SUPPLIED INFORMATION:
-- begin --

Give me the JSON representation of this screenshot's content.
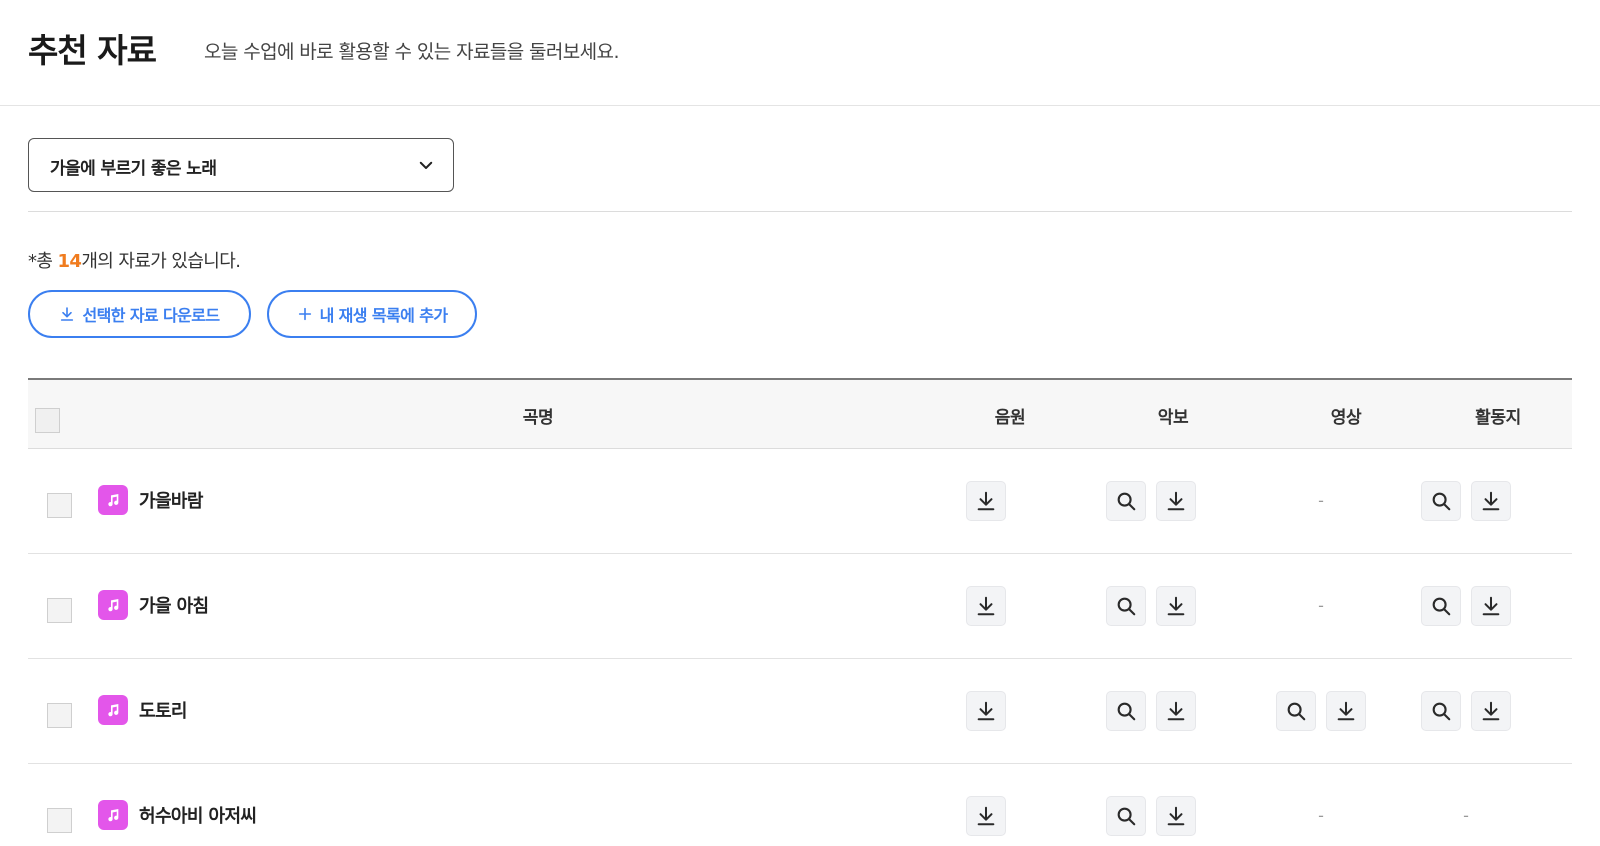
{
  "header": {
    "title": "추천 자료",
    "subtitle": "오늘 수업에 바로 활용할 수 있는 자료들을 둘러보세요."
  },
  "filter": {
    "selected": "가을에 부르기 좋은 노래"
  },
  "summary": {
    "prefix": "*총 ",
    "count": "14",
    "suffix": "개의 자료가 있습니다."
  },
  "actions": {
    "download_selected": "선택한 자료 다운로드",
    "add_to_playlist": "내 재생 목록에 추가"
  },
  "table": {
    "columns": {
      "title": "곡명",
      "audio": "음원",
      "score": "악보",
      "video": "영상",
      "worksheet": "활동지"
    },
    "empty_mark": "-",
    "rows": [
      {
        "title": "가을바람",
        "audio": true,
        "score": true,
        "video": false,
        "worksheet": true
      },
      {
        "title": "가을 아침",
        "audio": true,
        "score": true,
        "video": false,
        "worksheet": true
      },
      {
        "title": "도토리",
        "audio": true,
        "score": true,
        "video": true,
        "worksheet": true
      },
      {
        "title": "허수아비 아저씨",
        "audio": true,
        "score": true,
        "video": false,
        "worksheet": false
      }
    ]
  },
  "icons": {
    "select_chevron": "chevron-down-icon",
    "download": "download-icon",
    "preview": "search-icon",
    "add": "plus-icon",
    "song": "music-note-icon"
  },
  "colors": {
    "accent_blue": "#3b7ff0",
    "count_orange": "#f07c1f",
    "music_badge": "#e356ea"
  }
}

-- end --

GIVEN PROBLEM: Transcribe all the records above word for word, without their images.

TASK SOLUTION:
Give me the JSON representation of this screenshot's content.
{
  "header": {
    "title": "추천 자료",
    "subtitle": "오늘 수업에 바로 활용할 수 있는 자료들을 둘러보세요."
  },
  "filter": {
    "selected": "가을에 부르기 좋은 노래"
  },
  "summary": {
    "prefix": "*총 ",
    "count": "14",
    "suffix": "개의 자료가 있습니다."
  },
  "actions": {
    "download_selected": "선택한 자료 다운로드",
    "add_to_playlist": "내 재생 목록에 추가"
  },
  "table": {
    "columns": {
      "title": "곡명",
      "audio": "음원",
      "score": "악보",
      "video": "영상",
      "worksheet": "활동지"
    },
    "empty_mark": "-",
    "rows": [
      {
        "title": "가을바람",
        "audio": true,
        "score": true,
        "video": false,
        "worksheet": true
      },
      {
        "title": "가을 아침",
        "audio": true,
        "score": true,
        "video": false,
        "worksheet": true
      },
      {
        "title": "도토리",
        "audio": true,
        "score": true,
        "video": true,
        "worksheet": true
      },
      {
        "title": "허수아비 아저씨",
        "audio": true,
        "score": true,
        "video": false,
        "worksheet": false
      }
    ]
  },
  "icons": {
    "select_chevron": "chevron-down-icon",
    "download": "download-icon",
    "preview": "search-icon",
    "add": "plus-icon",
    "song": "music-note-icon"
  },
  "colors": {
    "accent_blue": "#3b7ff0",
    "count_orange": "#f07c1f",
    "music_badge": "#e356ea"
  }
}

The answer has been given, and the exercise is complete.